▶ **GIVEN INSTRUCTION**: Your task is to reproduce the material exactly.

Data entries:
○ ○ ○ ○

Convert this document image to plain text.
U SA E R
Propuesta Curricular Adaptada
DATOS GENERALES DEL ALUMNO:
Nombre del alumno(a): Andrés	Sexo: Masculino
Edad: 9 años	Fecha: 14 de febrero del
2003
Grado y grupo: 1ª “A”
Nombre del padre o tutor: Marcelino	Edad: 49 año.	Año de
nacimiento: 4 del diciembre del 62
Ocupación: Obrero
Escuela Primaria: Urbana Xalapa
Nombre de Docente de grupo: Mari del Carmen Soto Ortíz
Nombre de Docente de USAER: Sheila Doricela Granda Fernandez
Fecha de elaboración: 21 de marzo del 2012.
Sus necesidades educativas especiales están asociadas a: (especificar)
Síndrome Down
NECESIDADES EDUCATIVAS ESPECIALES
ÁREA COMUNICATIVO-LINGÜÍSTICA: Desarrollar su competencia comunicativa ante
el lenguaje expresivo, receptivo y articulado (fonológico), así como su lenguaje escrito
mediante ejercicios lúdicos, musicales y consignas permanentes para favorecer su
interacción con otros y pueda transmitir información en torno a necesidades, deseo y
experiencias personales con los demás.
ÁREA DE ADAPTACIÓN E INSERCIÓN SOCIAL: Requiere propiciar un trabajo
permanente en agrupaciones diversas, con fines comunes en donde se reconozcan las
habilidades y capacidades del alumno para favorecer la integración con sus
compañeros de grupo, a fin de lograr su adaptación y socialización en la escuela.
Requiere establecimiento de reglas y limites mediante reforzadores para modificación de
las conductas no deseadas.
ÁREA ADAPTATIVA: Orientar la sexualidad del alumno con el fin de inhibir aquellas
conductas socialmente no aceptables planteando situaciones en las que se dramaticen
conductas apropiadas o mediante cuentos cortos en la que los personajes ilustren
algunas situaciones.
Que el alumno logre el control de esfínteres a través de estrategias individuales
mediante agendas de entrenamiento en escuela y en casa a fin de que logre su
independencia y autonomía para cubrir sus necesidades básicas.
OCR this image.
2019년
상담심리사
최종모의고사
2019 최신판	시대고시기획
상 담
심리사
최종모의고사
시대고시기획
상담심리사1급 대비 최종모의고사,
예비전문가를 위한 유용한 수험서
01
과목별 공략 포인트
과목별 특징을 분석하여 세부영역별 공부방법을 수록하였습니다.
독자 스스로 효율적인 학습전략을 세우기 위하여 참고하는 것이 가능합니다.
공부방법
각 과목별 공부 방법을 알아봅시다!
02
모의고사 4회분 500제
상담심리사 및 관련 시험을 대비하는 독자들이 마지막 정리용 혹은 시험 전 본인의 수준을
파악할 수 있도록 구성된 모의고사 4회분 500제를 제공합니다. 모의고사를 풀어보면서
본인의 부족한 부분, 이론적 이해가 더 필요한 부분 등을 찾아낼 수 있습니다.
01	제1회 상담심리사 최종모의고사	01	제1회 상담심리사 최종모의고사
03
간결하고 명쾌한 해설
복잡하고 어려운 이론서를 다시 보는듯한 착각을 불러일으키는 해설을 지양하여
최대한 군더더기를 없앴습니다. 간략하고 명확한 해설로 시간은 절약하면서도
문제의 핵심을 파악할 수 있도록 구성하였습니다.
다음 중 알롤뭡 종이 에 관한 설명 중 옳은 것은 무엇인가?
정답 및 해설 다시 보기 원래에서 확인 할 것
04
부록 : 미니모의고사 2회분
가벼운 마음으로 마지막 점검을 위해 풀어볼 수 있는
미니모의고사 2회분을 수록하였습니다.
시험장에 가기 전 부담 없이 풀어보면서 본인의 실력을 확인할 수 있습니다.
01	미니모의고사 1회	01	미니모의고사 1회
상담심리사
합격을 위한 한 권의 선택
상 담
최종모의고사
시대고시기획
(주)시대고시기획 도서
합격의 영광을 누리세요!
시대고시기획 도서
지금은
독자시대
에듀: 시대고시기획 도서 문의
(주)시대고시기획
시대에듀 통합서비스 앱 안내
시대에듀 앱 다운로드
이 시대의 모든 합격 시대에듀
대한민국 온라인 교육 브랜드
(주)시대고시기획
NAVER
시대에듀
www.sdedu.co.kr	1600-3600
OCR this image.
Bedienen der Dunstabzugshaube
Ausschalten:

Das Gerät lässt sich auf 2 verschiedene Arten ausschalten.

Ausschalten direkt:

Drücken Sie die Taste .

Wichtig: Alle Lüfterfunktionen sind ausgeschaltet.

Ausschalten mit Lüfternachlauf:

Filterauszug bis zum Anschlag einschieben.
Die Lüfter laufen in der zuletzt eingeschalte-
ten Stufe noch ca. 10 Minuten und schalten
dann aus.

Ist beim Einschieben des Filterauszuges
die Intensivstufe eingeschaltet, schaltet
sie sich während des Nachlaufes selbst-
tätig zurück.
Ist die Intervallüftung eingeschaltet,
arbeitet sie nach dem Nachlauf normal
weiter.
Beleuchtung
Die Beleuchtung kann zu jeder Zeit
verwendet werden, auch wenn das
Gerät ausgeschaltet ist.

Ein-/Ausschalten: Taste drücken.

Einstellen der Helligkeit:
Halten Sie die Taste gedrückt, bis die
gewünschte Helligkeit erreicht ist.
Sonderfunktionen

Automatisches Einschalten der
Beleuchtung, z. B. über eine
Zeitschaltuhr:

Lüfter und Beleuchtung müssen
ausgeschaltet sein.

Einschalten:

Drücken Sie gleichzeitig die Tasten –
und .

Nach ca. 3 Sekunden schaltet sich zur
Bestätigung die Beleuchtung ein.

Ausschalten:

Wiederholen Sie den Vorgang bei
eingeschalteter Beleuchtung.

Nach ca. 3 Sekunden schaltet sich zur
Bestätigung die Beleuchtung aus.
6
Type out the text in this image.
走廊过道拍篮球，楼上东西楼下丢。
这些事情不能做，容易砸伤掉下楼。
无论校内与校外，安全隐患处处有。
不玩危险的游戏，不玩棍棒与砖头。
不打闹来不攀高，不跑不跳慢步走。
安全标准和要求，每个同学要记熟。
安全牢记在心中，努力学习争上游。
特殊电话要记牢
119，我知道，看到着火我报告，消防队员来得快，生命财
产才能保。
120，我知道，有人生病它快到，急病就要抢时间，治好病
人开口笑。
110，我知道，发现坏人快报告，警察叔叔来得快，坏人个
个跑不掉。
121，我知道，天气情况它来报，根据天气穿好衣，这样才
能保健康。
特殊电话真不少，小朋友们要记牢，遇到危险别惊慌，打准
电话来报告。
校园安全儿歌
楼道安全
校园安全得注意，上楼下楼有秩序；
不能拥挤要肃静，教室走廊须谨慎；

○ ○ ○ ○

▶ **RESULT BELOW**:
Convert this document image to plain text.
U SA E R
Propuesta Curricular Adaptada
DATOS GENERALES DEL ALUMNO:
Nombre del alumno(a): Andrés	Sexo: Masculino
Edad: 9 años	Fecha: 14 de febrero del
2003
Grado y grupo: 1ª “A”
Nombre del padre o tutor: Marcelino	Edad: 49 año.	Año de
nacimiento: 4 del diciembre del 62
Ocupación: Obrero
Escuela Primaria: Urbana Xalapa
Nombre de Docente de grupo: Mari del Carmen Soto Ortíz
Nombre de Docente de USAER: Sheila Doricela Granda Fernandez
Fecha de elaboración: 21 de marzo del 2012.
Sus necesidades educativas especiales están asociadas a: (especificar)
Síndrome Down
NECESIDADES EDUCATIVAS ESPECIALES
ÁREA COMUNICATIVO-LINGÜÍSTICA: Desarrollar su competencia comunicativa ante
el lenguaje expresivo, receptivo y articulado (fonológico), así como su lenguaje escrito
mediante ejercicios lúdicos, musicales y consignas permanentes para favorecer su
interacción con otros y pueda transmitir información en torno a necesidades, deseo y
experiencias personales con los demás.
ÁREA DE ADAPTACIÓN E INSERCIÓN SOCIAL: Requiere propiciar un trabajo
permanente en agrupaciones diversas, con fines comunes en donde se reconozcan las
habilidades y capacidades del alumno para favorecer la integración con sus
compañeros de grupo, a fin de lograr su adaptación y socialización en la escuela.
Requiere establecimiento de reglas y limites mediante reforzadores para modificación de
las conductas no deseadas.
ÁREA ADAPTATIVA: Orientar la sexualidad del alumno con el fin de inhibir aquellas
conductas socialmente no aceptables planteando situaciones en las que se dramaticen
conductas apropiadas o mediante cuentos cortos en la que los personajes ilustren
algunas situaciones.
Que el alumno logre el control de esfínteres a través de estrategias individuales
mediante agendas de entrenamiento en escuela y en casa a fin de que logre su
independencia y autonomía para cubrir sus necesidades básicas.
OCR this image.
2019년
상담심리사
최종모의고사
2019 최신판	시대고시기획
상 담
심리사
최종모의고사
시대고시기획
상담심리사1급 대비 최종모의고사,
예비전문가를 위한 유용한 수험서
01
과목별 공략 포인트
과목별 특징을 분석하여 세부영역별 공부방법을 수록하였습니다.
독자 스스로 효율적인 학습전략을 세우기 위하여 참고하는 것이 가능합니다.
공부방법
각 과목별 공부 방법을 알아봅시다!
02
모의고사 4회분 500제
상담심리사 및 관련 시험을 대비하는 독자들이 마지막 정리용 혹은 시험 전 본인의 수준을
파악할 수 있도록 구성된 모의고사 4회분 500제를 제공합니다. 모의고사를 풀어보면서
본인의 부족한 부분, 이론적 이해가 더 필요한 부분 등을 찾아낼 수 있습니다.
01	제1회 상담심리사 최종모의고사	01	제1회 상담심리사 최종모의고사
03
간결하고 명쾌한 해설
복잡하고 어려운 이론서를 다시 보는듯한 착각을 불러일으키는 해설을 지양하여
최대한 군더더기를 없앴습니다. 간략하고 명확한 해설로 시간은 절약하면서도
문제의 핵심을 파악할 수 있도록 구성하였습니다.
다음 중 알롤뭡 종이 에 관한 설명 중 옳은 것은 무엇인가?
정답 및 해설 다시 보기 원래에서 확인 할 것
04
부록 : 미니모의고사 2회분
가벼운 마음으로 마지막 점검을 위해 풀어볼 수 있는
미니모의고사 2회분을 수록하였습니다.
시험장에 가기 전 부담 없이 풀어보면서 본인의 실력을 확인할 수 있습니다.
01	미니모의고사 1회	01	미니모의고사 1회
상담심리사
합격을 위한 한 권의 선택
상 담
최종모의고사
시대고시기획
(주)시대고시기획 도서
합격의 영광을 누리세요!
시대고시기획 도서
지금은
독자시대
에듀: 시대고시기획 도서 문의
(주)시대고시기획
시대에듀 통합서비스 앱 안내
시대에듀 앱 다운로드
이 시대의 모든 합격 시대에듀
대한민국 온라인 교육 브랜드
(주)시대고시기획
NAVER
시대에듀
www.sdedu.co.kr	1600-3600
OCR this image.
Bedienen der Dunstabzugshaube
Ausschalten:

Das Gerät lässt sich auf 2 verschiedene Arten ausschalten.

Ausschalten direkt:

Drücken Sie die Taste .

Wichtig: Alle Lüfterfunktionen sind ausgeschaltet.

Ausschalten mit Lüfternachlauf:

Filterauszug bis zum Anschlag einschieben.
Die Lüfter laufen in der zuletzt eingeschalte-
ten Stufe noch ca. 10 Minuten und schalten
dann aus.

Ist beim Einschieben des Filterauszuges
die Intensivstufe eingeschaltet, schaltet
sie sich während des Nachlaufes selbst-
tätig zurück.
Ist die Intervallüftung eingeschaltet,
arbeitet sie nach dem Nachlauf normal
weiter.
Beleuchtung
Die Beleuchtung kann zu jeder Zeit
verwendet werden, auch wenn das
Gerät ausgeschaltet ist.

Ein-/Ausschalten: Taste drücken.

Einstellen der Helligkeit:
Halten Sie die Taste gedrückt, bis die
gewünschte Helligkeit erreicht ist.
Sonderfunktionen

Automatisches Einschalten der
Beleuchtung, z. B. über eine
Zeitschaltuhr:

Lüfter und Beleuchtung müssen
ausgeschaltet sein.

Einschalten:

Drücken Sie gleichzeitig die Tasten –
und .

Nach ca. 3 Sekunden schaltet sich zur
Bestätigung die Beleuchtung ein.

Ausschalten:

Wiederholen Sie den Vorgang bei
eingeschalteter Beleuchtung.

Nach ca. 3 Sekunden schaltet sich zur
Bestätigung die Beleuchtung aus.
6
Type out the text in this image.
走廊过道拍篮球，楼上东西楼下丢。
这些事情不能做，容易砸伤掉下楼。
无论校内与校外，安全隐患处处有。
不玩危险的游戏，不玩棍棒与砖头。
不打闹来不攀高，不跑不跳慢步走。
安全标准和要求，每个同学要记熟。
安全牢记在心中，努力学习争上游。
特殊电话要记牢
119，我知道，看到着火我报告，消防队员来得快，生命财
产才能保。
120，我知道，有人生病它快到，急病就要抢时间，治好病
人开口笑。
110，我知道，发现坏人快报告，警察叔叔来得快，坏人个
个跑不掉。
121，我知道，天气情况它来报，根据天气穿好衣，这样才
能保健康。
特殊电话真不少，小朋友们要记牢，遇到危险别惊慌，打准
电话来报告。
校园安全儿歌
楼道安全
校园安全得注意，上楼下楼有秩序；
不能拥挤要肃静，教室走廊须谨慎；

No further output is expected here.